What the task requires
Reproduce each of the items below line for line, without altering any wording, and omit the pictures from your answer.

Raw data
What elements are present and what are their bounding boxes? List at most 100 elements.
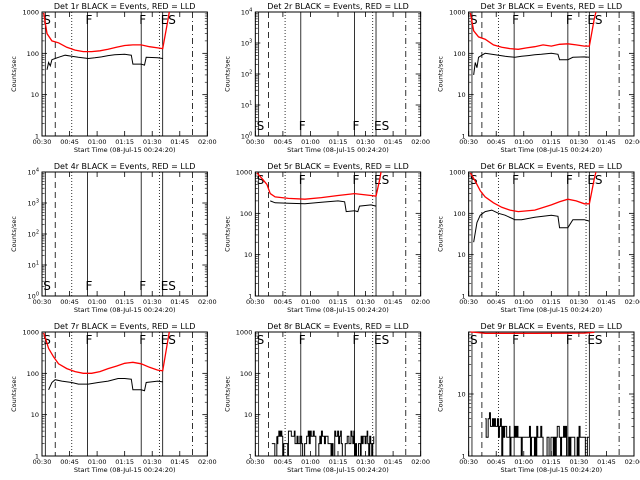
x-tick-label: 00:30 xyxy=(459,458,478,466)
y-tick-label: 10 xyxy=(457,251,465,259)
event-marker-label: S xyxy=(257,333,265,347)
y-axis-label: Counts/sec xyxy=(223,56,231,92)
lld-series-line xyxy=(43,11,170,53)
x-tick-label: 00:45 xyxy=(60,298,79,306)
y-tick-label: 10 xyxy=(31,411,39,419)
event-marker-label: S xyxy=(257,173,265,187)
y-axis-label: Counts/sec xyxy=(437,216,445,252)
x-tick-label: 01:30 xyxy=(143,298,162,306)
x-axis-label: Start Time (08-Jul-15 00:24:20) xyxy=(74,466,176,474)
lld-series-line xyxy=(256,171,382,200)
x-tick-label: 01:45 xyxy=(384,138,403,146)
event-marker-label: F xyxy=(299,173,306,187)
x-tick-label: 01:45 xyxy=(597,298,616,306)
x-tick-label: 01:00 xyxy=(301,458,320,466)
y-tick-label: 1000 xyxy=(22,9,39,17)
x-tick-label: 01:00 xyxy=(88,138,107,146)
event-marker-label: ES xyxy=(587,173,602,187)
detector-panel: Det 5r BLACK = Events, RED = LLD 1 10 100 10… xyxy=(223,162,430,314)
event-marker-label: S xyxy=(470,173,478,187)
plot-frame xyxy=(41,171,208,297)
x-tick-label: 00:45 xyxy=(274,138,293,146)
panel-title: Det 1r BLACK = Events, RED = LLD xyxy=(54,2,196,11)
event-marker-label: F xyxy=(353,119,360,133)
y-axis-label: Counts/sec xyxy=(437,376,445,412)
y-tick-label: 102 xyxy=(241,70,252,79)
x-tick-label: 00:30 xyxy=(246,458,265,466)
plot-frame xyxy=(41,331,208,457)
x-axis-label: Start Time (08-Jul-15 00:24:20) xyxy=(500,466,602,474)
panel-title: Det 5r BLACK = Events, RED = LLD xyxy=(267,162,409,171)
event-marker-label: F xyxy=(512,173,519,187)
x-tick-label: 01:45 xyxy=(384,298,403,306)
x-tick-label: 01:00 xyxy=(88,458,107,466)
x-tick-label: 00:30 xyxy=(33,298,52,306)
x-tick-label: 02:00 xyxy=(411,298,430,306)
detector-panel: Det 3r BLACK = Events, RED = LLD 1 10 100 10… xyxy=(437,2,640,154)
panel-title: Det 9r BLACK = Events, RED = LLD xyxy=(481,322,623,331)
lld-series-line xyxy=(469,171,597,213)
y-tick-label: 103 xyxy=(241,39,252,48)
detector-panel: Det 7r BLACK = Events, RED = LLD 1 10 100 10… xyxy=(10,322,217,474)
event-marker-label: S xyxy=(470,333,478,347)
x-tick-label: 01:45 xyxy=(597,138,616,146)
detector-panel: Det 8r BLACK = Events, RED = LLD 1 10 100 10… xyxy=(223,322,430,474)
y-axis-label: Counts/sec xyxy=(223,376,231,412)
panel-title: Det 6r BLACK = Events, RED = LLD xyxy=(481,162,623,171)
x-tick-label: 01:45 xyxy=(170,298,189,306)
event-marker-label: ES xyxy=(374,333,389,347)
event-marker-label: F xyxy=(566,333,573,347)
x-tick-label: 01:15 xyxy=(542,138,561,146)
events-series-line xyxy=(46,53,163,70)
event-marker-label: ES xyxy=(374,119,389,133)
y-tick-label: 1000 xyxy=(236,329,253,337)
y-axis-label: Counts/sec xyxy=(10,216,18,252)
x-tick-label: 01:30 xyxy=(143,138,162,146)
events-series-line xyxy=(473,209,590,243)
detector-panel: Det 2r BLACK = Events, RED = LLD 100 101 10… xyxy=(223,2,430,154)
y-tick-label: 101 xyxy=(28,261,39,270)
events-series-line xyxy=(48,378,163,392)
x-tick-label: 01:30 xyxy=(570,298,589,306)
y-tick-label: 1000 xyxy=(22,329,39,337)
events-series-line xyxy=(271,430,375,457)
x-tick-label: 01:45 xyxy=(170,138,189,146)
x-tick-label: 00:45 xyxy=(487,298,506,306)
x-tick-label: 01:30 xyxy=(570,458,589,466)
event-marker-label: F xyxy=(512,333,519,347)
x-tick-label: 00:30 xyxy=(459,138,478,146)
x-tick-label: 01:30 xyxy=(356,138,375,146)
event-marker-label: F xyxy=(85,13,92,27)
y-tick-label: 1 xyxy=(462,453,466,461)
y-axis-label: Counts/sec xyxy=(223,216,231,252)
x-tick-label: 01:45 xyxy=(170,458,189,466)
events-series-line xyxy=(473,52,590,75)
event-marker-label: F xyxy=(139,333,146,347)
plot-frame xyxy=(254,11,422,137)
y-tick-label: 1 xyxy=(462,293,466,301)
x-tick-label: 01:15 xyxy=(115,458,134,466)
event-marker-label: S xyxy=(43,13,51,27)
x-tick-label: 01:30 xyxy=(570,138,589,146)
event-marker-label: ES xyxy=(374,173,389,187)
x-tick-label: 00:45 xyxy=(274,298,293,306)
x-axis-label: Start Time (08-Jul-15 00:24:20) xyxy=(500,146,602,154)
x-tick-label: 00:30 xyxy=(246,138,265,146)
lld-series-line xyxy=(469,11,597,50)
x-tick-label: 00:45 xyxy=(60,138,79,146)
y-tick-label: 10 xyxy=(31,91,39,99)
y-tick-label: 1 xyxy=(248,453,252,461)
y-tick-label: 10 xyxy=(244,251,252,259)
event-marker-label: S xyxy=(43,333,51,347)
x-tick-label: 02:00 xyxy=(625,298,640,306)
x-tick-label: 01:00 xyxy=(514,458,533,466)
x-tick-label: 00:30 xyxy=(33,138,52,146)
panel-title: Det 2r BLACK = Events, RED = LLD xyxy=(267,2,409,11)
plot-frame xyxy=(41,11,208,137)
y-tick-label: 1 xyxy=(462,133,466,141)
x-tick-label: 01:30 xyxy=(356,298,375,306)
y-tick-label: 100 xyxy=(453,50,465,58)
events-series-line xyxy=(485,412,590,457)
event-marker-label: S xyxy=(470,13,478,27)
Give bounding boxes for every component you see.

Result of this task
What elements are present and what are their bounding boxes? List at most 100 elements.
x-tick-label: 00:30 xyxy=(459,458,478,466)
y-tick-label: 10 xyxy=(457,251,465,259)
event-marker-label: S xyxy=(257,333,265,347)
y-axis-label: Counts/sec xyxy=(223,56,231,92)
lld-series-line xyxy=(43,11,170,53)
x-tick-label: 00:45 xyxy=(60,298,79,306)
y-tick-label: 10 xyxy=(31,411,39,419)
event-marker-label: S xyxy=(257,173,265,187)
y-axis-label: Counts/sec xyxy=(437,216,445,252)
x-tick-label: 01:30 xyxy=(143,298,162,306)
x-axis-label: Start Time (08-Jul-15 00:24:20) xyxy=(74,466,176,474)
lld-series-line xyxy=(256,171,382,200)
x-tick-label: 01:45 xyxy=(384,138,403,146)
event-marker-label: F xyxy=(299,173,306,187)
x-tick-label: 01:45 xyxy=(597,298,616,306)
x-tick-label: 01:00 xyxy=(301,458,320,466)
y-tick-label: 1000 xyxy=(22,9,39,17)
x-tick-label: 01:00 xyxy=(88,138,107,146)
event-marker-label: ES xyxy=(587,173,602,187)
detector-panel: Det 5r BLACK = Events, RED = LLD 1 10 100 10… xyxy=(223,162,430,314)
event-marker-label: S xyxy=(470,173,478,187)
plot-frame xyxy=(41,171,208,297)
x-tick-label: 00:45 xyxy=(274,138,293,146)
panel-title: Det 1r BLACK = Events, RED = LLD xyxy=(54,2,196,11)
event-marker-label: F xyxy=(353,119,360,133)
y-axis-label: Counts/sec xyxy=(437,376,445,412)
y-tick-label: 102 xyxy=(241,70,252,79)
x-tick-label: 00:30 xyxy=(246,458,265,466)
plot-frame xyxy=(41,331,208,457)
x-axis-label: Start Time (08-Jul-15 00:24:20) xyxy=(500,466,602,474)
panel-title: Det 5r BLACK = Events, RED = LLD xyxy=(267,162,409,171)
event-marker-label: F xyxy=(512,173,519,187)
x-tick-label: 01:45 xyxy=(384,298,403,306)
x-tick-label: 01:00 xyxy=(88,458,107,466)
x-tick-label: 00:30 xyxy=(33,298,52,306)
x-tick-label: 02:00 xyxy=(411,298,430,306)
detector-panel: Det 3r BLACK = Events, RED = LLD 1 10 100 10… xyxy=(437,2,640,154)
panel-title: Det 9r BLACK = Events, RED = LLD xyxy=(481,322,623,331)
lld-series-line xyxy=(469,171,597,213)
y-tick-label: 103 xyxy=(241,39,252,48)
detector-panel: Det 7r BLACK = Events, RED = LLD 1 10 100 10… xyxy=(10,322,217,474)
event-marker-label: S xyxy=(470,333,478,347)
x-tick-label: 01:45 xyxy=(597,138,616,146)
detector-panel: Det 8r BLACK = Events, RED = LLD 1 10 100 10… xyxy=(223,322,430,474)
y-axis-label: Counts/sec xyxy=(223,376,231,412)
panel-title: Det 6r BLACK = Events, RED = LLD xyxy=(481,162,623,171)
x-tick-label: 01:45 xyxy=(170,298,189,306)
event-marker-label: ES xyxy=(374,333,389,347)
event-marker-label: F xyxy=(566,333,573,347)
x-tick-label: 01:15 xyxy=(542,138,561,146)
events-series-line xyxy=(46,53,163,70)
event-marker-label: ES xyxy=(374,119,389,133)
y-tick-label: 1000 xyxy=(236,329,253,337)
y-axis-label: Counts/sec xyxy=(10,216,18,252)
x-tick-label: 01:30 xyxy=(143,138,162,146)
events-series-line xyxy=(473,209,590,243)
detector-panel: Det 2r BLACK = Events, RED = LLD 100 101 10… xyxy=(223,2,430,154)
y-tick-label: 101 xyxy=(28,261,39,270)
events-series-line xyxy=(48,378,163,392)
x-tick-label: 01:30 xyxy=(570,298,589,306)
y-tick-label: 1000 xyxy=(22,329,39,337)
events-series-line xyxy=(271,430,375,457)
x-tick-label: 01:45 xyxy=(170,138,189,146)
x-tick-label: 00:45 xyxy=(487,298,506,306)
x-tick-label: 01:30 xyxy=(570,458,589,466)
event-marker-label: F xyxy=(512,333,519,347)
x-tick-label: 00:30 xyxy=(459,138,478,146)
x-tick-label: 01:30 xyxy=(356,138,375,146)
event-marker-label: F xyxy=(85,13,92,27)
y-tick-label: 1 xyxy=(462,453,466,461)
y-axis-label: Counts/sec xyxy=(223,216,231,252)
x-tick-label: 01:45 xyxy=(170,458,189,466)
events-series-line xyxy=(473,52,590,75)
event-marker-label: F xyxy=(139,333,146,347)
plot-frame xyxy=(254,11,422,137)
y-tick-label: 1 xyxy=(462,293,466,301)
x-tick-label: 01:15 xyxy=(115,458,134,466)
event-marker-label: S xyxy=(43,13,51,27)
x-tick-label: 01:30 xyxy=(570,138,589,146)
event-marker-label: ES xyxy=(374,173,389,187)
x-tick-label: 00:45 xyxy=(274,298,293,306)
x-axis-label: Start Time (08-Jul-15 00:24:20) xyxy=(500,146,602,154)
x-tick-label: 00:30 xyxy=(246,138,265,146)
lld-series-line xyxy=(469,11,597,50)
x-tick-label: 00:45 xyxy=(60,138,79,146)
y-tick-label: 10 xyxy=(31,91,39,99)
y-tick-label: 1 xyxy=(248,453,252,461)
y-tick-label: 10 xyxy=(244,251,252,259)
event-marker-label: S xyxy=(43,333,51,347)
x-tick-label: 02:00 xyxy=(625,298,640,306)
x-tick-label: 01:00 xyxy=(514,458,533,466)
x-tick-label: 00:30 xyxy=(33,138,52,146)
panel-title: Det 2r BLACK = Events, RED = LLD xyxy=(267,2,409,11)
plot-frame xyxy=(41,11,208,137)
y-tick-label: 1 xyxy=(462,133,466,141)
x-tick-label: 01:30 xyxy=(356,298,375,306)
y-tick-label: 100 xyxy=(453,50,465,58)
events-series-line xyxy=(485,412,590,457)
event-marker-label: S xyxy=(470,13,478,27)
Give bounding boxes for every component you see.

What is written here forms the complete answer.